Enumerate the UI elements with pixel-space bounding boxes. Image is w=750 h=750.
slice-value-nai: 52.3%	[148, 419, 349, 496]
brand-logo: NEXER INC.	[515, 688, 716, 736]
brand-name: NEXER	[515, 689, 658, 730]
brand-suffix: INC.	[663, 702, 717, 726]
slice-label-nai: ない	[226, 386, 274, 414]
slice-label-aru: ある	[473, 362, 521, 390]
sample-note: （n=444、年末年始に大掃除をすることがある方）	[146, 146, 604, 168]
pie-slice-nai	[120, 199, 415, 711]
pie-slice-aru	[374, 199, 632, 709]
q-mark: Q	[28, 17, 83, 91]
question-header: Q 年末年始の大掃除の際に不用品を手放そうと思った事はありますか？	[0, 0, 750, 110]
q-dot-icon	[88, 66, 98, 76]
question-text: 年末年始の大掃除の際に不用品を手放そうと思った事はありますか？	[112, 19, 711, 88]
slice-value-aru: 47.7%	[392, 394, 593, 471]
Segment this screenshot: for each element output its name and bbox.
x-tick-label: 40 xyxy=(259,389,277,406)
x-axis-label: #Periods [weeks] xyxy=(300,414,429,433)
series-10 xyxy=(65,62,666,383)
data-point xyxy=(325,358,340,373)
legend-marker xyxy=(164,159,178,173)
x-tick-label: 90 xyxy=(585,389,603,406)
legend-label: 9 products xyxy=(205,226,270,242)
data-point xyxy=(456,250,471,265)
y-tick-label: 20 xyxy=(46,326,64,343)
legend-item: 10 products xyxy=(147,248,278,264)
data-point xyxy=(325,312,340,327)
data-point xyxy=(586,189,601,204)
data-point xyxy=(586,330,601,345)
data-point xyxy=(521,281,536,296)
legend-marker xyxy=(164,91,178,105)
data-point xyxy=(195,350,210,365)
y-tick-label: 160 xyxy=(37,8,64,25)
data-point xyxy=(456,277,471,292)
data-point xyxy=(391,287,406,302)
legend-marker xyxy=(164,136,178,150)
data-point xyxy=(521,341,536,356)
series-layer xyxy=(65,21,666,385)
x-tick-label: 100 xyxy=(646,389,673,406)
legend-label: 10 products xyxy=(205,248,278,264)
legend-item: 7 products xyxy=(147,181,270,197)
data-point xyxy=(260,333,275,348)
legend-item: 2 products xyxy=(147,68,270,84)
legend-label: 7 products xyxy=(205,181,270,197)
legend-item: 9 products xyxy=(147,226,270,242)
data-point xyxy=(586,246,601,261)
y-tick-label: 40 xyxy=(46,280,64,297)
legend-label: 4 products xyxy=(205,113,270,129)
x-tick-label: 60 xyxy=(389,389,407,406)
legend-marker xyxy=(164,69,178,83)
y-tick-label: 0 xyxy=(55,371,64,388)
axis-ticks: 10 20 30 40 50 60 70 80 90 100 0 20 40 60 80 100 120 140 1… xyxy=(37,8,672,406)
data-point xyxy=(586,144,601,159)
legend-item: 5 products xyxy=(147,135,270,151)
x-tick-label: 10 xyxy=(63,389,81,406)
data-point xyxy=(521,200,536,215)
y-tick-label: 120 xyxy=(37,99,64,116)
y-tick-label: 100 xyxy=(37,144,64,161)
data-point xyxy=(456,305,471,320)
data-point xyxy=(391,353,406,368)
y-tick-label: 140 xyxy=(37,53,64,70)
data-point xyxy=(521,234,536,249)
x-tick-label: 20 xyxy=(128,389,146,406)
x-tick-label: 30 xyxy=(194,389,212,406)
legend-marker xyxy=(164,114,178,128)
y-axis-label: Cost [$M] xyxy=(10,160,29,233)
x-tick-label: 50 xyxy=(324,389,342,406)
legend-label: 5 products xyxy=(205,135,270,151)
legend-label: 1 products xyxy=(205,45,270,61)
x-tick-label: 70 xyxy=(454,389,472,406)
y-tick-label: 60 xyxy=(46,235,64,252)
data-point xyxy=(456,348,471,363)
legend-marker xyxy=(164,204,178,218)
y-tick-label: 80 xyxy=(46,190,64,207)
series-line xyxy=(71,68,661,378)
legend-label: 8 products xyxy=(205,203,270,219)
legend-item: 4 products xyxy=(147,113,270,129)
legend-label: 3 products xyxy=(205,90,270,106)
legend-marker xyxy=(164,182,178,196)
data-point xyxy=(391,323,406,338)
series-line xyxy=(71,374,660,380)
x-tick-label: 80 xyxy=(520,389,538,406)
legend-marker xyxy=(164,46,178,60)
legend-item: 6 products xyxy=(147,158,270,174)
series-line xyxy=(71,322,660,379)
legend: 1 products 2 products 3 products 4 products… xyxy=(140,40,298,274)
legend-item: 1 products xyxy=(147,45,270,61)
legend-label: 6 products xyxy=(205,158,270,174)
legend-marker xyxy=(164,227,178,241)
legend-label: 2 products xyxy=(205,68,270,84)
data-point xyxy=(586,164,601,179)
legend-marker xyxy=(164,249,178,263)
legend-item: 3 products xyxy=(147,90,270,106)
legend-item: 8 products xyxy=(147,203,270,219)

+++++

INSTRUCTION >>
Copy all of the lines above verbatim, with nothing changed.

PROBLEM SOLUTION >>
Enumerate the UI elements with pixel-space bounding boxes. Image is w=750 h=750.
slice-value-nai: 52.3%	[148, 419, 349, 496]
brand-logo: NEXER INC.	[515, 688, 716, 736]
brand-name: NEXER	[515, 689, 658, 730]
brand-suffix: INC.	[663, 702, 717, 726]
slice-label-nai: ない	[226, 386, 274, 414]
slice-label-aru: ある	[473, 362, 521, 390]
sample-note: （n=444、年末年始に大掃除をすることがある方）	[146, 146, 604, 168]
pie-slice-nai	[120, 199, 415, 711]
pie-slice-aru	[374, 199, 632, 709]
q-mark: Q	[28, 17, 83, 91]
question-header: Q 年末年始の大掃除の際に不用品を手放そうと思った事はありますか？	[0, 0, 750, 110]
q-dot-icon	[88, 66, 98, 76]
question-text: 年末年始の大掃除の際に不用品を手放そうと思った事はありますか？	[112, 19, 711, 88]
slice-value-aru: 47.7%	[392, 394, 593, 471]
Segment this screenshot: for each element output its name and bbox.
x-tick-label: 40 xyxy=(259,389,277,406)
x-axis-label: #Periods [weeks] xyxy=(300,414,429,433)
series-10 xyxy=(65,62,666,383)
data-point xyxy=(325,358,340,373)
legend-marker xyxy=(164,159,178,173)
x-tick-label: 90 xyxy=(585,389,603,406)
legend-label: 9 products xyxy=(205,226,270,242)
data-point xyxy=(456,250,471,265)
y-tick-label: 20 xyxy=(46,326,64,343)
legend-item: 10 products xyxy=(147,248,278,264)
data-point xyxy=(325,312,340,327)
data-point xyxy=(586,189,601,204)
data-point xyxy=(586,330,601,345)
data-point xyxy=(521,281,536,296)
legend-marker xyxy=(164,91,178,105)
data-point xyxy=(195,350,210,365)
y-tick-label: 160 xyxy=(37,8,64,25)
data-point xyxy=(456,277,471,292)
data-point xyxy=(391,287,406,302)
legend-marker xyxy=(164,136,178,150)
data-point xyxy=(521,341,536,356)
series-layer xyxy=(65,21,666,385)
x-tick-label: 100 xyxy=(646,389,673,406)
legend-label: 10 products xyxy=(205,248,278,264)
legend-item: 7 products xyxy=(147,181,270,197)
data-point xyxy=(260,333,275,348)
legend-item: 2 products xyxy=(147,68,270,84)
legend-label: 7 products xyxy=(205,181,270,197)
legend-item: 9 products xyxy=(147,226,270,242)
data-point xyxy=(586,246,601,261)
y-tick-label: 40 xyxy=(46,280,64,297)
legend-label: 4 products xyxy=(205,113,270,129)
x-tick-label: 60 xyxy=(389,389,407,406)
legend-marker xyxy=(164,69,178,83)
y-tick-label: 0 xyxy=(55,371,64,388)
axis-ticks: 10 20 30 40 50 60 70 80 90 100 0 20 40 60 80 100 120 140 1… xyxy=(37,8,672,406)
data-point xyxy=(586,144,601,159)
legend-item: 5 products xyxy=(147,135,270,151)
x-tick-label: 10 xyxy=(63,389,81,406)
data-point xyxy=(521,200,536,215)
y-tick-label: 120 xyxy=(37,99,64,116)
y-tick-label: 100 xyxy=(37,144,64,161)
data-point xyxy=(456,305,471,320)
data-point xyxy=(391,353,406,368)
y-tick-label: 140 xyxy=(37,53,64,70)
data-point xyxy=(521,234,536,249)
x-tick-label: 20 xyxy=(128,389,146,406)
x-tick-label: 30 xyxy=(194,389,212,406)
legend-marker xyxy=(164,114,178,128)
y-axis-label: Cost [$M] xyxy=(10,160,29,233)
x-tick-label: 50 xyxy=(324,389,342,406)
legend-label: 5 products xyxy=(205,135,270,151)
legend-label: 1 products xyxy=(205,45,270,61)
x-tick-label: 70 xyxy=(454,389,472,406)
y-tick-label: 60 xyxy=(46,235,64,252)
data-point xyxy=(456,348,471,363)
legend-marker xyxy=(164,204,178,218)
y-tick-label: 80 xyxy=(46,190,64,207)
series-line xyxy=(71,68,661,378)
legend-label: 8 products xyxy=(205,203,270,219)
legend-item: 4 products xyxy=(147,113,270,129)
legend-label: 3 products xyxy=(205,90,270,106)
legend-marker xyxy=(164,182,178,196)
data-point xyxy=(391,323,406,338)
series-line xyxy=(71,374,660,380)
x-tick-label: 80 xyxy=(520,389,538,406)
legend-marker xyxy=(164,46,178,60)
legend-item: 6 products xyxy=(147,158,270,174)
series-line xyxy=(71,322,660,379)
legend: 1 products 2 products 3 products 4 products… xyxy=(140,40,298,274)
legend-item: 1 products xyxy=(147,45,270,61)
legend-label: 6 products xyxy=(205,158,270,174)
legend-marker xyxy=(164,227,178,241)
legend-label: 2 products xyxy=(205,68,270,84)
data-point xyxy=(586,164,601,179)
legend-marker xyxy=(164,249,178,263)
legend-item: 3 products xyxy=(147,90,270,106)
legend-item: 8 products xyxy=(147,203,270,219)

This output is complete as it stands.